── Exercise material

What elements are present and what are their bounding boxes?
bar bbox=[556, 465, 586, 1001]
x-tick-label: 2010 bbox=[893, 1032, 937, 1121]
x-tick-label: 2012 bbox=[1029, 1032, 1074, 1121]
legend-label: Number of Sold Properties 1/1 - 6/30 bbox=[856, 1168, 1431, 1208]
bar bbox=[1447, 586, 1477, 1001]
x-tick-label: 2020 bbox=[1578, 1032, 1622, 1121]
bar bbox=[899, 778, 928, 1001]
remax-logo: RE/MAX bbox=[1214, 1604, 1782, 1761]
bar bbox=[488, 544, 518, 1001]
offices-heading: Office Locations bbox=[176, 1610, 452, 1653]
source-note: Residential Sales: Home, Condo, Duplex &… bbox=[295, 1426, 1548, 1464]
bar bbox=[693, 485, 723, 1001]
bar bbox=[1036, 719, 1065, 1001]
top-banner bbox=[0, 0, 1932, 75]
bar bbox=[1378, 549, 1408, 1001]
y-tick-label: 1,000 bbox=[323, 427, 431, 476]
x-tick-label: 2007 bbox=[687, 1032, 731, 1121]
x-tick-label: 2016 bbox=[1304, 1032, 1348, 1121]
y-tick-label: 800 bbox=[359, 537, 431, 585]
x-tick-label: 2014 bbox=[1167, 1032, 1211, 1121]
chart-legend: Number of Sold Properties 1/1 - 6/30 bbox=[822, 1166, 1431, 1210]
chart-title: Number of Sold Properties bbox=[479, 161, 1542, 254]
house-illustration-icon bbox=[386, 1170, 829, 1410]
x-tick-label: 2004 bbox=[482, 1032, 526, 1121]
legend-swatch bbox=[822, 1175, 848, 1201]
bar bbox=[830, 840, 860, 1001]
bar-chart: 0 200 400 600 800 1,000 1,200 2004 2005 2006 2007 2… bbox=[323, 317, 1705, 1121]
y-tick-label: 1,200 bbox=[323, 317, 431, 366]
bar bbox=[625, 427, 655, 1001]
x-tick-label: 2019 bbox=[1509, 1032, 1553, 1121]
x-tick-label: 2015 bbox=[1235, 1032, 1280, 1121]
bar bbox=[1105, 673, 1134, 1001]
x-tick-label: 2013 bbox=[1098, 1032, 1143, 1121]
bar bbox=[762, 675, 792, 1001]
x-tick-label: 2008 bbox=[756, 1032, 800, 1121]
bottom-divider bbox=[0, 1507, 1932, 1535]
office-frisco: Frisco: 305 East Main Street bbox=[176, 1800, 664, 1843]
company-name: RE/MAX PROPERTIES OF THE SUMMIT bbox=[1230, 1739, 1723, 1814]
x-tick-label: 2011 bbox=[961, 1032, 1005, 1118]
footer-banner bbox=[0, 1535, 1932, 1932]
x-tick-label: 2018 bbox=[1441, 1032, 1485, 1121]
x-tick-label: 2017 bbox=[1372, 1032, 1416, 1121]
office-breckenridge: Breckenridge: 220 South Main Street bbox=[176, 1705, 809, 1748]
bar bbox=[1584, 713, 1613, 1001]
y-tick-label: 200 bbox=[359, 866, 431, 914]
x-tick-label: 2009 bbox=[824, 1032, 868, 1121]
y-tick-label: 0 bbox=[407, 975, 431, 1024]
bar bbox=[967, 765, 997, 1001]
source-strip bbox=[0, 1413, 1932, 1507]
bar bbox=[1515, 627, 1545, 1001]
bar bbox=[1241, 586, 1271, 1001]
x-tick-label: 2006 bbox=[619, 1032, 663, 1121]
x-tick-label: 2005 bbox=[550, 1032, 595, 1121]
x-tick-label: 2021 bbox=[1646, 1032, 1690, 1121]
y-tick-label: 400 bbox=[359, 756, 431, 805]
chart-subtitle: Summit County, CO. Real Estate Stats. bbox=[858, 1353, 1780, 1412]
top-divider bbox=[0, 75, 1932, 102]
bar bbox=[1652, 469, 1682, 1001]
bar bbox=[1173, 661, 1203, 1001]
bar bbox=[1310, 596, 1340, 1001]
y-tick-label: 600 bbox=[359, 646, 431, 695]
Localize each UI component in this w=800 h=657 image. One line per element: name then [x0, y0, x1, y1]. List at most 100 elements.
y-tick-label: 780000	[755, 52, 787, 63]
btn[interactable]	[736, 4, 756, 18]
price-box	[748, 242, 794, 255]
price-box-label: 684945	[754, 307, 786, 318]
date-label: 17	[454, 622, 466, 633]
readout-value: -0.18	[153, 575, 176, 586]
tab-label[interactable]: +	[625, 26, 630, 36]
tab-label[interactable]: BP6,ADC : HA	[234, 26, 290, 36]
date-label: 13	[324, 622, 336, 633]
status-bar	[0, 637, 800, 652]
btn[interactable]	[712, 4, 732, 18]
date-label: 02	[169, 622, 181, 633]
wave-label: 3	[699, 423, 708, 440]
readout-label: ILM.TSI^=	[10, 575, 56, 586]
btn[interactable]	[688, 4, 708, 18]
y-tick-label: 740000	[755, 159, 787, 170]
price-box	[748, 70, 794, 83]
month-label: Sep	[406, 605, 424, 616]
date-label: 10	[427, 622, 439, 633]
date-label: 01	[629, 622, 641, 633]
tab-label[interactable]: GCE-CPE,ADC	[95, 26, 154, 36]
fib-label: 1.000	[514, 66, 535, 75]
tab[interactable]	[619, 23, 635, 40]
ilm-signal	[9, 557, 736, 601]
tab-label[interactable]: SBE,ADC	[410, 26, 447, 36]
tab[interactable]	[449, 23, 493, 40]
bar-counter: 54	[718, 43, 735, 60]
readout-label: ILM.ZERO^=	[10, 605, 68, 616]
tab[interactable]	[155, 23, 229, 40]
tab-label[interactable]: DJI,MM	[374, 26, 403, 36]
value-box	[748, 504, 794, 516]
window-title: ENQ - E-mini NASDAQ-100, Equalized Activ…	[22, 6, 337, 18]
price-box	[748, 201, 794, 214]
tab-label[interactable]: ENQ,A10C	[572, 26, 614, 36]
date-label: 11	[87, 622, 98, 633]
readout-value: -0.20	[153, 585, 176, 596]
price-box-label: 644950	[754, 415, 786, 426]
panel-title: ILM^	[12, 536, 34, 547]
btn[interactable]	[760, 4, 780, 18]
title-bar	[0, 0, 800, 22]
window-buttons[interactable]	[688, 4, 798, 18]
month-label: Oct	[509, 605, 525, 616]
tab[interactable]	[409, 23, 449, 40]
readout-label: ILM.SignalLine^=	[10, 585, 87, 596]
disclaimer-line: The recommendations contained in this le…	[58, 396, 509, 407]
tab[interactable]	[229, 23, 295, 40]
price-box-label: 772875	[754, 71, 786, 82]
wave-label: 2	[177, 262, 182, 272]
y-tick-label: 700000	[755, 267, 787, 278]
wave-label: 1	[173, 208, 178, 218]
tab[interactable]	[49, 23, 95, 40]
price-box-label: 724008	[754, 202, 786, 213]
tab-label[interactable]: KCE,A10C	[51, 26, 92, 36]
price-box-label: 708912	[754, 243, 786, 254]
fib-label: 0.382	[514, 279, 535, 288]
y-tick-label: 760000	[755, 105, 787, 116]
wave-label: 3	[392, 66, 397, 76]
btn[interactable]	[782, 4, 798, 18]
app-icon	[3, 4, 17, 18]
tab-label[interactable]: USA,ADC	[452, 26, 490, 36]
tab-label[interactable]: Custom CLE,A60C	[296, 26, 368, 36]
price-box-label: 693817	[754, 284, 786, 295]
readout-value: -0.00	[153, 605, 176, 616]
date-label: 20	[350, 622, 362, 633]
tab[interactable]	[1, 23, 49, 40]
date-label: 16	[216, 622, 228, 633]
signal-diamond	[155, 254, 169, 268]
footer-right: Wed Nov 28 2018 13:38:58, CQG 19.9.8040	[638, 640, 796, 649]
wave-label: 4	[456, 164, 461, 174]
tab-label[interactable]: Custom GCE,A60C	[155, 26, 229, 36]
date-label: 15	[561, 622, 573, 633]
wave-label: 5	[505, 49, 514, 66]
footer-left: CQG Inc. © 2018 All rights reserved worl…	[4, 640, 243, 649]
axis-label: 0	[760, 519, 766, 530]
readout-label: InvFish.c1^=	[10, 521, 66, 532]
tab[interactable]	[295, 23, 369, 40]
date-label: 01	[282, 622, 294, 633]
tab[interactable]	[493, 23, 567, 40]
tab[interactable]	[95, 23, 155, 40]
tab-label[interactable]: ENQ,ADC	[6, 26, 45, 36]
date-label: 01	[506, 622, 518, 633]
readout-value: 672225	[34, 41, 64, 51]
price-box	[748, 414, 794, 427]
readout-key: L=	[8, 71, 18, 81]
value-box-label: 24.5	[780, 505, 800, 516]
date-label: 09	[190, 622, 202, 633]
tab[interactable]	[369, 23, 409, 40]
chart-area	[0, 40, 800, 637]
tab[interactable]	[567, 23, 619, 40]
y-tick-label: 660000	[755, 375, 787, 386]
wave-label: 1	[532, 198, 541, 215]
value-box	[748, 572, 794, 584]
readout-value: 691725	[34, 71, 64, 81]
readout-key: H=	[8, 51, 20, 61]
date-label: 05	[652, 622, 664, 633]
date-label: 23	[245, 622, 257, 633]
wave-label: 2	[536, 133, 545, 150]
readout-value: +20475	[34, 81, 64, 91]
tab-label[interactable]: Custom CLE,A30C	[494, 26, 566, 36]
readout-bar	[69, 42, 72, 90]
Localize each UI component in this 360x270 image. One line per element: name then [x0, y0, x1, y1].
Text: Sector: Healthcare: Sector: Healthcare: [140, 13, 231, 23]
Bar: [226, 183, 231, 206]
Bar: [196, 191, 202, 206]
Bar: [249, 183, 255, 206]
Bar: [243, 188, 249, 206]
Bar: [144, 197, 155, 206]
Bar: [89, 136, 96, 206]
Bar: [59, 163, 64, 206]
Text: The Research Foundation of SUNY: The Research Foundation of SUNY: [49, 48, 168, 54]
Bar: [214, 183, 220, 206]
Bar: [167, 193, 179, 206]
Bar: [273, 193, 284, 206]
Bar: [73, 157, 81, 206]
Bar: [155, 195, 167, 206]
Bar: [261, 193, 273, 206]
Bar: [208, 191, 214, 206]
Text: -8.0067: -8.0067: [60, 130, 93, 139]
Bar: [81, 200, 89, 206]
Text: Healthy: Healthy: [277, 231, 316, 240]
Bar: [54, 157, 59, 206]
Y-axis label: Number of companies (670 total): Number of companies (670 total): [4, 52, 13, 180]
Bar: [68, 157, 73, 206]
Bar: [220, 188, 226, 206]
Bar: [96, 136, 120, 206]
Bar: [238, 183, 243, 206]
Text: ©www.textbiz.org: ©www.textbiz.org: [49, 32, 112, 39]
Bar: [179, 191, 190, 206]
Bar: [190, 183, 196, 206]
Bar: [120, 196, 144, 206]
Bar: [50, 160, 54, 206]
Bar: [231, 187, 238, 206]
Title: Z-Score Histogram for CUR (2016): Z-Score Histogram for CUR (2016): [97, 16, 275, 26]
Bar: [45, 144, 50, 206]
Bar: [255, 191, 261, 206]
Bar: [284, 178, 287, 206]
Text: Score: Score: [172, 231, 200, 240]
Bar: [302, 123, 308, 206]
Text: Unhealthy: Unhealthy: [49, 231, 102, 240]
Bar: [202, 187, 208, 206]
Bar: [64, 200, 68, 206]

────

• Directive
Swap every "Number of Sold Properties" for "Properties Sold" in the lines from the start through the line that contains "x-tick-label: 2008 bbox=[756, 1032, 800, 1121]", and give those lines back with nothing else changed.

• Solution to the problem
What elements are present and what are their bounding boxes?
bar bbox=[556, 465, 586, 1001]
x-tick-label: 2010 bbox=[893, 1032, 937, 1121]
x-tick-label: 2012 bbox=[1029, 1032, 1074, 1121]
legend-label: Properties Sold 1/1 - 6/30 bbox=[856, 1168, 1431, 1208]
bar bbox=[1447, 586, 1477, 1001]
x-tick-label: 2020 bbox=[1578, 1032, 1622, 1121]
bar bbox=[899, 778, 928, 1001]
remax-logo: RE/MAX bbox=[1214, 1604, 1782, 1761]
bar bbox=[488, 544, 518, 1001]
offices-heading: Office Locations bbox=[176, 1610, 452, 1653]
source-note: Residential Sales: Home, Condo, Duplex &… bbox=[295, 1426, 1548, 1464]
bar bbox=[693, 485, 723, 1001]
bar bbox=[1036, 719, 1065, 1001]
top-banner bbox=[0, 0, 1932, 75]
bar bbox=[1378, 549, 1408, 1001]
y-tick-label: 1,000 bbox=[323, 427, 431, 476]
x-tick-label: 2007 bbox=[687, 1032, 731, 1121]
x-tick-label: 2016 bbox=[1304, 1032, 1348, 1121]
y-tick-label: 800 bbox=[359, 537, 431, 585]
x-tick-label: 2014 bbox=[1167, 1032, 1211, 1121]
chart-legend: Properties Sold 1/1 - 6/30 bbox=[822, 1166, 1431, 1210]
chart-title: Properties Sold bbox=[479, 161, 1542, 254]
house-illustration-icon bbox=[386, 1170, 829, 1410]
x-tick-label: 2004 bbox=[482, 1032, 526, 1121]
legend-swatch bbox=[822, 1175, 848, 1201]
bar bbox=[830, 840, 860, 1001]
bar-chart: 0 200 400 600 800 1,000 1,200 2004 2005 2006 2007 2… bbox=[323, 317, 1705, 1121]
y-tick-label: 1,200 bbox=[323, 317, 431, 366]
bar bbox=[625, 427, 655, 1001]
x-tick-label: 2019 bbox=[1509, 1032, 1553, 1121]
x-tick-label: 2015 bbox=[1235, 1032, 1280, 1121]
bar bbox=[1105, 673, 1134, 1001]
x-tick-label: 2013 bbox=[1098, 1032, 1143, 1121]
bar bbox=[762, 675, 792, 1001]
x-tick-label: 2008 bbox=[756, 1032, 800, 1121]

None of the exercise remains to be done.